Copy out all lines carrying the word "népességhez".

--- start Source data ---

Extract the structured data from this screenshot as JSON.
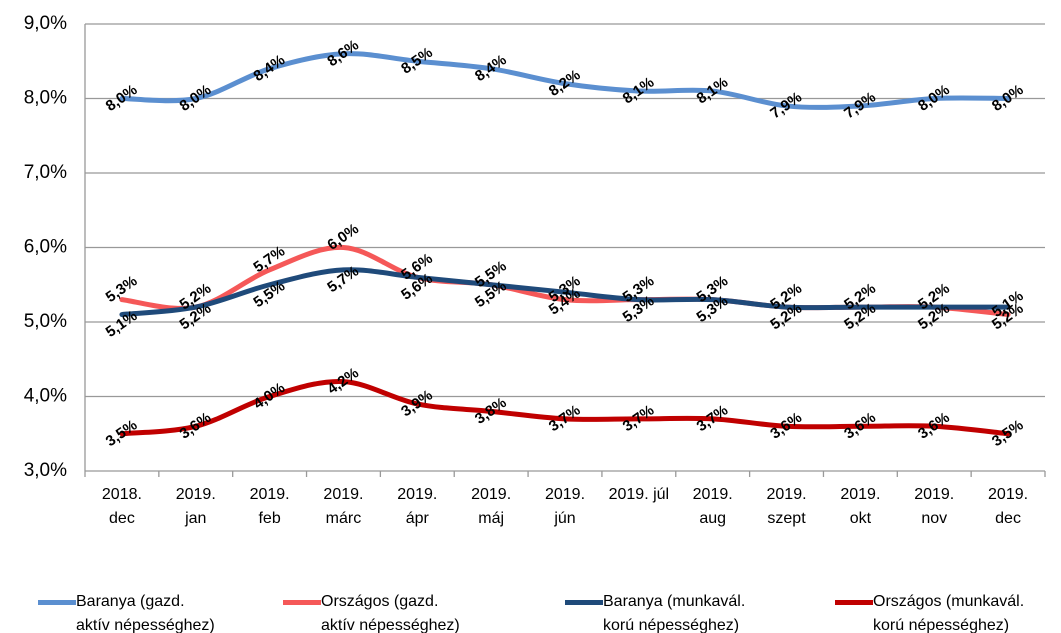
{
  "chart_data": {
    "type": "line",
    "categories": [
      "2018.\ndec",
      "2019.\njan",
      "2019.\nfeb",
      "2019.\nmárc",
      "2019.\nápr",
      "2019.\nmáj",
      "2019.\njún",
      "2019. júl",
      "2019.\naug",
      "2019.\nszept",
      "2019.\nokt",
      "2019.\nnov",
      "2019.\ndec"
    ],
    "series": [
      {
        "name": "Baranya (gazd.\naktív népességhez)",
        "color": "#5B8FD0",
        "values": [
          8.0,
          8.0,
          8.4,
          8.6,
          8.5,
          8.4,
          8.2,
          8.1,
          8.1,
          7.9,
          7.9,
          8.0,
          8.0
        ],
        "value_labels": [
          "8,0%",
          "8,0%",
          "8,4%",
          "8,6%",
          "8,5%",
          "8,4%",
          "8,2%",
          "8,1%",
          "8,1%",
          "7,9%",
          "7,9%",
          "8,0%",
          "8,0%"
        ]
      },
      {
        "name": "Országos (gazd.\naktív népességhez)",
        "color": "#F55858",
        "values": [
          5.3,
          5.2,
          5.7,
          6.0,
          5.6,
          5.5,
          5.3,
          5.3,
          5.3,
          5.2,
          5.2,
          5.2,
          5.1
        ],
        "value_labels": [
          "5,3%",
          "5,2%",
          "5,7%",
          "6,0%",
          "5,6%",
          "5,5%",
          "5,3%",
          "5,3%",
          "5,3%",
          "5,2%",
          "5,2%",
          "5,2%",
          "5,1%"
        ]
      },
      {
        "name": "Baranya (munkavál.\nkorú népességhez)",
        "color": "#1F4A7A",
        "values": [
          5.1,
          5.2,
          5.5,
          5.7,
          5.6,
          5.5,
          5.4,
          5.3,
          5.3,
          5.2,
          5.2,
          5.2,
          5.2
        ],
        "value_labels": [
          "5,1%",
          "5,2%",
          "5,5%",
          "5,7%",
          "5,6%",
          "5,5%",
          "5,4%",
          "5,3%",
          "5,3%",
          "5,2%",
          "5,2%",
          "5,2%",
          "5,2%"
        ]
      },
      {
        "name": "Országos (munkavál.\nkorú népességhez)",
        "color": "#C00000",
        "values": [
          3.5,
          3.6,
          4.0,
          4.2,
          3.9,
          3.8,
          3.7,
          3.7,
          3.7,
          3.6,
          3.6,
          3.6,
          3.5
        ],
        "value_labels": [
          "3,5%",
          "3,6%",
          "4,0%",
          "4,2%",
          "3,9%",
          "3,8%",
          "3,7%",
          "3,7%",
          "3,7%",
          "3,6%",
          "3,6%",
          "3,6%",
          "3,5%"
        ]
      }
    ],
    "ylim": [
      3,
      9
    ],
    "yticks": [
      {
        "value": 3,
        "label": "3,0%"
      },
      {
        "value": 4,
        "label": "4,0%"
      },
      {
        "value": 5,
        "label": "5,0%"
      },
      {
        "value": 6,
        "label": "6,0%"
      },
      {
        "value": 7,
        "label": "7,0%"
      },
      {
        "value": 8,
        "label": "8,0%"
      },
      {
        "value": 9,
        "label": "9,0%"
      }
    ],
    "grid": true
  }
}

--- end Source data ---
--- start Source data ---

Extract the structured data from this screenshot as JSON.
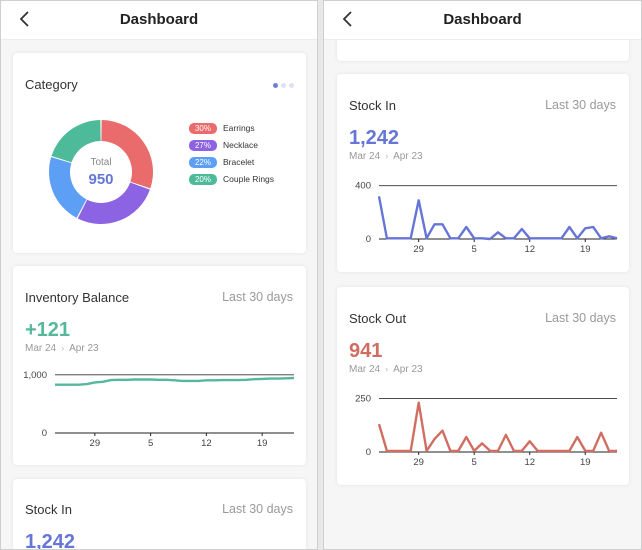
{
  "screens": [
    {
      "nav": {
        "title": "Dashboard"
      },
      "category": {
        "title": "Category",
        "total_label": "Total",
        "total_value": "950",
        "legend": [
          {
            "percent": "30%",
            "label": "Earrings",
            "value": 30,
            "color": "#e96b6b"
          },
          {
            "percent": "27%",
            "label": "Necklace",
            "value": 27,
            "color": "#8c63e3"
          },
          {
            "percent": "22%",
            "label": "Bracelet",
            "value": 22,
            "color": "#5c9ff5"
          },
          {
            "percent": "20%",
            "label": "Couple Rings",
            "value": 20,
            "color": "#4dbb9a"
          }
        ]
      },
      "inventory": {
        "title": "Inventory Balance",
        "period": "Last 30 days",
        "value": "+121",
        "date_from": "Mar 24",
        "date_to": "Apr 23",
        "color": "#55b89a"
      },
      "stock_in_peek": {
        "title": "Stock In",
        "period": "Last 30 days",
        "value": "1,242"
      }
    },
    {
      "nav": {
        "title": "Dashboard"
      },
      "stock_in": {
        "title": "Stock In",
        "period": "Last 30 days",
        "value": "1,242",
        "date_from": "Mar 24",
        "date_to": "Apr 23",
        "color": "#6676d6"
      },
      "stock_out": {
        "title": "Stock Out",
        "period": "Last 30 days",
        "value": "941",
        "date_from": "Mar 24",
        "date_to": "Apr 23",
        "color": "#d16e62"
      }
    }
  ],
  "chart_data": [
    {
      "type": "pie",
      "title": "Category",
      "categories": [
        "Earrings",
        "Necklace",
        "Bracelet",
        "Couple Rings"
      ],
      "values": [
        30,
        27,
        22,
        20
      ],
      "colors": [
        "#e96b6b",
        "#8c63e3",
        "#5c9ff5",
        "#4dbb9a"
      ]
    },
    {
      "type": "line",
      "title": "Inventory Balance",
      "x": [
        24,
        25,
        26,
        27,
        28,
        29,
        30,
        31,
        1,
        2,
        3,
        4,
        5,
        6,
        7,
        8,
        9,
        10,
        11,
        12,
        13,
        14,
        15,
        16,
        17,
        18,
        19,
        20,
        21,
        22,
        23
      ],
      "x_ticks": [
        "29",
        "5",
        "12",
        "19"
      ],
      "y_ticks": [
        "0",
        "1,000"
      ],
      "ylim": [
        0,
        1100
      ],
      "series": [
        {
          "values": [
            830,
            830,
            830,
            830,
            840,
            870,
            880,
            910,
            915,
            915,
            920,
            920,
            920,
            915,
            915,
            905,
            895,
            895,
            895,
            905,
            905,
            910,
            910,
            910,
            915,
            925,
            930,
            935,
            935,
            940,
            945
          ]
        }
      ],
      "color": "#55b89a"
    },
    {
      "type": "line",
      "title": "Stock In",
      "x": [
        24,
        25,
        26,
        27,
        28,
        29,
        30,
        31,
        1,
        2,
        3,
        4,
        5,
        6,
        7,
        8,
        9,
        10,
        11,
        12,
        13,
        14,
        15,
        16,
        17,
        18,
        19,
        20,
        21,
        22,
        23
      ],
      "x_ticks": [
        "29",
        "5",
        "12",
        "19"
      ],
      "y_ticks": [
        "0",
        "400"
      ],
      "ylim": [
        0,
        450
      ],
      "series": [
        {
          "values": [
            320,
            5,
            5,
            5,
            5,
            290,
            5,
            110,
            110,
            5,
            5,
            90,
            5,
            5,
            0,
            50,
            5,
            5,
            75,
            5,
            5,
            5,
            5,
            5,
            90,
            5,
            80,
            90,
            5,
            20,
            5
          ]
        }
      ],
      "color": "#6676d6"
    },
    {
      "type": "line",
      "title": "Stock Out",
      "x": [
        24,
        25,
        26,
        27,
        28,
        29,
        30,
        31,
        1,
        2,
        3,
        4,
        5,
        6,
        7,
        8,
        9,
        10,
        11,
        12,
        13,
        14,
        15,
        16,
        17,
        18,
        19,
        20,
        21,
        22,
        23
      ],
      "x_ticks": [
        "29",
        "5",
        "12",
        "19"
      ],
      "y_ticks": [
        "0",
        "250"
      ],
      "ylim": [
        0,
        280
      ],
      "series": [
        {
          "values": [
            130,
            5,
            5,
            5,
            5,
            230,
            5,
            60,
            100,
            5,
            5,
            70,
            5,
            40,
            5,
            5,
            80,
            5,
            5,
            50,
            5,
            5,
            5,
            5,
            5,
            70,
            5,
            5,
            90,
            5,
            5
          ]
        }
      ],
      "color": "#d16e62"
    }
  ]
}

--- end Source data ---
--- start Source data ---

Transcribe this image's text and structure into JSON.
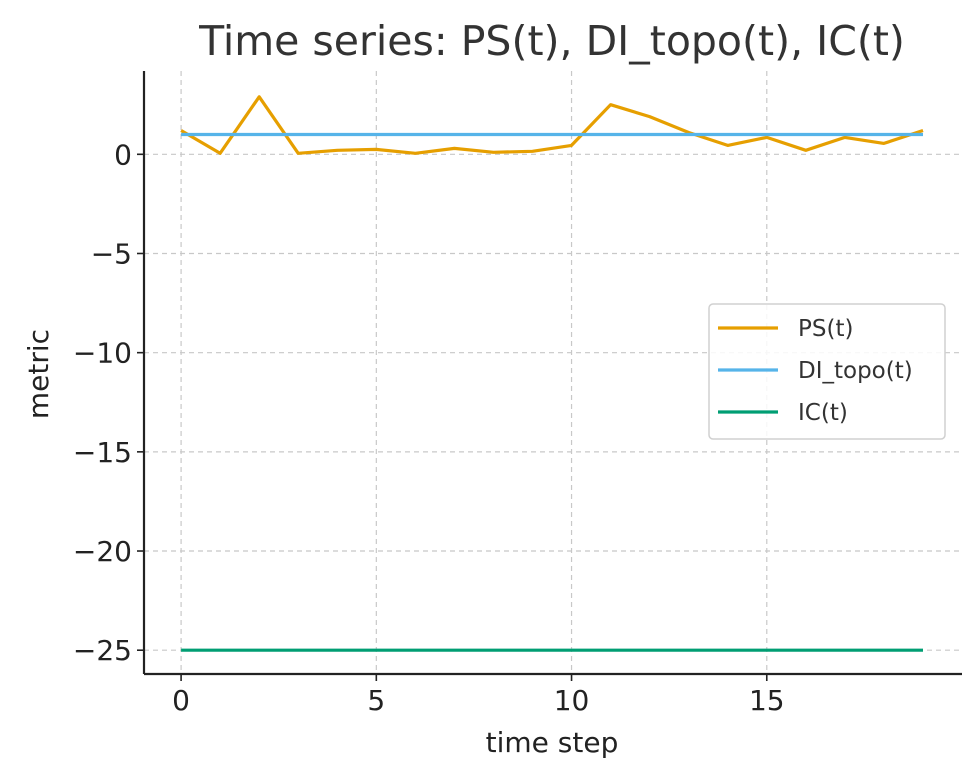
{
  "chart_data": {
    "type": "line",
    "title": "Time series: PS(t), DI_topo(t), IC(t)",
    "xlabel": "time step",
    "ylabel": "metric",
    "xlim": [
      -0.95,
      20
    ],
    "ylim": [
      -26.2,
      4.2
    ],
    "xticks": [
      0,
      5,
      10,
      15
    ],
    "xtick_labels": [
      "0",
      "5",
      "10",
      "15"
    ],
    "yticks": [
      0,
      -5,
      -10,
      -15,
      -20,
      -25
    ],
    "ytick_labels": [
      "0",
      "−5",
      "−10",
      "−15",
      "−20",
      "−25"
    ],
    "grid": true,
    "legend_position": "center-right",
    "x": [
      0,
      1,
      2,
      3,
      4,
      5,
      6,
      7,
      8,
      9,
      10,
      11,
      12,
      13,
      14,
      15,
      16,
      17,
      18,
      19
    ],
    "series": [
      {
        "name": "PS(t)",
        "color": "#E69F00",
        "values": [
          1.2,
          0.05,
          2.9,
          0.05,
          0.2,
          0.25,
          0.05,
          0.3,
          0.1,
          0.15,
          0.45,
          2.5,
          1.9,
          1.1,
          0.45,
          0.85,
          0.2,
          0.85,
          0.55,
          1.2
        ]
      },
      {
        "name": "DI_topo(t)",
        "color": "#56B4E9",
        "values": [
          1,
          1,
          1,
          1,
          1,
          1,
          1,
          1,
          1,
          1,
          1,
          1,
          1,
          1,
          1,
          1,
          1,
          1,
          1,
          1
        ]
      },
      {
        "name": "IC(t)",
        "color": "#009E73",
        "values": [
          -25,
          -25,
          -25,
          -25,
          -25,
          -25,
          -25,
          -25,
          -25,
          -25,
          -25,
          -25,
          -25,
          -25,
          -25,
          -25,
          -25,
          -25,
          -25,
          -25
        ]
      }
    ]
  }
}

--- end Source data ---

Answer for this exercise:
        "name": "Baranya (gazd.\naktív népességhez)",
        "name": "Országos (gazd.\naktív népességhez)",
        "name": "Baranya (munkavál.\nkorú népességhez)",
        "name": "Országos (munkavál.\nkorú népességhez)",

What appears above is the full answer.